TASK - All entries below need to be written out exactly, but without their pictures.

● ● ● ● ● ● ●

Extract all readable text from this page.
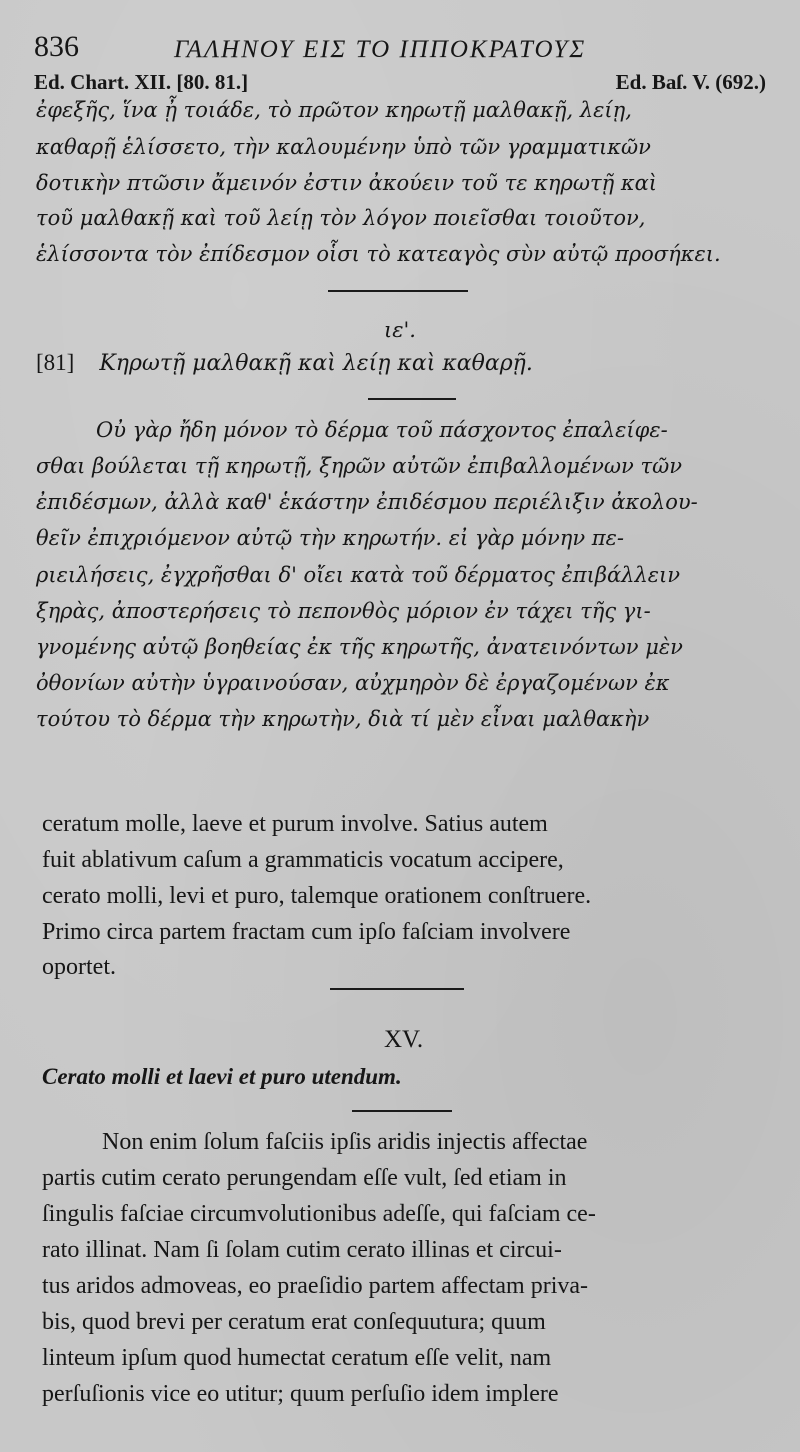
836	ΓΑΛΗΝΟΥ ΕΙΣ ΤΟ ΙΠΠΟΚΡΑΤΟΥΣ
Ed. Chart. XII. [80. 81.]	Ed. Baſ. V. (692.)
ἐφεξῆς, ἵνα ᾖ τοιάδε, τὸ πρῶτον κηρωτῇ μαλθακῇ, λείῃ,
καθαρῇ ἑλίσσετο, τὴν καλουμένην ὑπὸ τῶν γραμματικῶν
δοτικὴν πτῶσιν ἄμεινόν ἐστιν ἀκούειν τοῦ τε κηρωτῇ καὶ
τοῦ μαλθακῇ καὶ τοῦ λείῃ τὸν λόγον ποιεῖσθαι τοιοῦτον,
ἑλίσσοντα τὸν ἐπίδεσμον οἷσι τὸ κατεαγὸς σὺν αὐτῷ προσήκει.
ιε'.
[81] Κηρωτῇ μαλθακῇ καὶ λείῃ καὶ καθαρῇ.
Οὐ γὰρ ἤδη μόνον τὸ δέρμα τοῦ πάσχοντος ἐπαλείφε-
σθαι βούλεται τῇ κηρωτῇ, ξηρῶν αὐτῶν ἐπιβαλλομένων τῶν
ἐπιδέσμων, ἀλλὰ καθ' ἑκάστην ἐπιδέσμου περιέλιξιν ἀκολου-
θεῖν ἐπιχριόμενον αὐτῷ τὴν κηρωτήν. εἰ γὰρ μόνην πε-
ριειλήσεις, ἐγχρῆσθαι δ' οἴει κατὰ τοῦ δέρματος ἐπιβάλλειν
ξηρὰς, ἀποστερήσεις τὸ πεπονθὸς μόριον ἐν τάχει τῆς γι-
γνομένης αὐτῷ βοηθείας ἐκ τῆς κηρωτῆς, ἀνατεινόντων μὲν
ὀθονίων αὐτὴν ὑγραινούσαν, αὐχμηρὸν δὲ ἐργαζομένων ἐκ
τούτου τὸ δέρμα τὴν κηρωτὴν, διὰ τί μὲν εἶναι μαλθακὴν
ceratum molle, laeve et purum involve. Satius autem
fuit ablativum caſum a grammaticis vocatum accipere,
cerato molli, levi et puro, talemque orationem conſtruere.
Primo circa partem fractam cum ipſo faſciam involvere
oportet.
XV.
Cerato molli et laevi et puro utendum.
Non enim ſolum faſciis ipſis aridis injectis affectae
partis cutim cerato perungendam eſſe vult, ſed etiam in
ſingulis faſciae circumvolutionibus adeſſe, qui faſciam ce-
rato illinat. Nam ſi ſolam cutim cerato illinas et circui-
tus aridos admoveas, eo praeſidio partem affectam priva-
bis, quod brevi per ceratum erat conſequutura; quum
linteum ipſum quod humectat ceratum eſſe velit, nam
perſuſionis vice eo utitur; quum perſuſio idem implere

● ● ● ● ● ● ●

TASK SOLUTION -
Extract all readable text from this page.
836	ΓΑΛΗΝΟΥ ΕΙΣ ΤΟ ΙΠΠΟΚΡΑΤΟΥΣ
Ed. Chart. XII. [80. 81.]	Ed. Baſ. V. (692.)
ἐφεξῆς, ἵνα ᾖ τοιάδε, τὸ πρῶτον κηρωτῇ μαλθακῇ, λείῃ,
καθαρῇ ἑλίσσετο, τὴν καλουμένην ὑπὸ τῶν γραμματικῶν
δοτικὴν πτῶσιν ἄμεινόν ἐστιν ἀκούειν τοῦ τε κηρωτῇ καὶ
τοῦ μαλθακῇ καὶ τοῦ λείῃ τὸν λόγον ποιεῖσθαι τοιοῦτον,
ἑλίσσοντα τὸν ἐπίδεσμον οἷσι τὸ κατεαγὸς σὺν αὐτῷ προσήκει.
ιε'.
[81] Κηρωτῇ μαλθακῇ καὶ λείῃ καὶ καθαρῇ.
Οὐ γὰρ ἤδη μόνον τὸ δέρμα τοῦ πάσχοντος ἐπαλείφε-
σθαι βούλεται τῇ κηρωτῇ, ξηρῶν αὐτῶν ἐπιβαλλομένων τῶν
ἐπιδέσμων, ἀλλὰ καθ' ἑκάστην ἐπιδέσμου περιέλιξιν ἀκολου-
θεῖν ἐπιχριόμενον αὐτῷ τὴν κηρωτήν. εἰ γὰρ μόνην πε-
ριειλήσεις, ἐγχρῆσθαι δ' οἴει κατὰ τοῦ δέρματος ἐπιβάλλειν
ξηρὰς, ἀποστερήσεις τὸ πεπονθὸς μόριον ἐν τάχει τῆς γι-
γνομένης αὐτῷ βοηθείας ἐκ τῆς κηρωτῆς, ἀνατεινόντων μὲν
ὀθονίων αὐτὴν ὑγραινούσαν, αὐχμηρὸν δὲ ἐργαζομένων ἐκ
τούτου τὸ δέρμα τὴν κηρωτὴν, διὰ τί μὲν εἶναι μαλθακὴν
ceratum molle, laeve et purum involve. Satius autem
fuit ablativum caſum a grammaticis vocatum accipere,
cerato molli, levi et puro, talemque orationem conſtruere.
Primo circa partem fractam cum ipſo faſciam involvere
oportet.
XV.
Cerato molli et laevi et puro utendum.
Non enim ſolum faſciis ipſis aridis injectis affectae
partis cutim cerato perungendam eſſe vult, ſed etiam in
ſingulis faſciae circumvolutionibus adeſſe, qui faſciam ce-
rato illinat. Nam ſi ſolam cutim cerato illinas et circui-
tus aridos admoveas, eo praeſidio partem affectam priva-
bis, quod brevi per ceratum erat conſequutura; quum
linteum ipſum quod humectat ceratum eſſe velit, nam
perſuſionis vice eo utitur; quum perſuſio idem implere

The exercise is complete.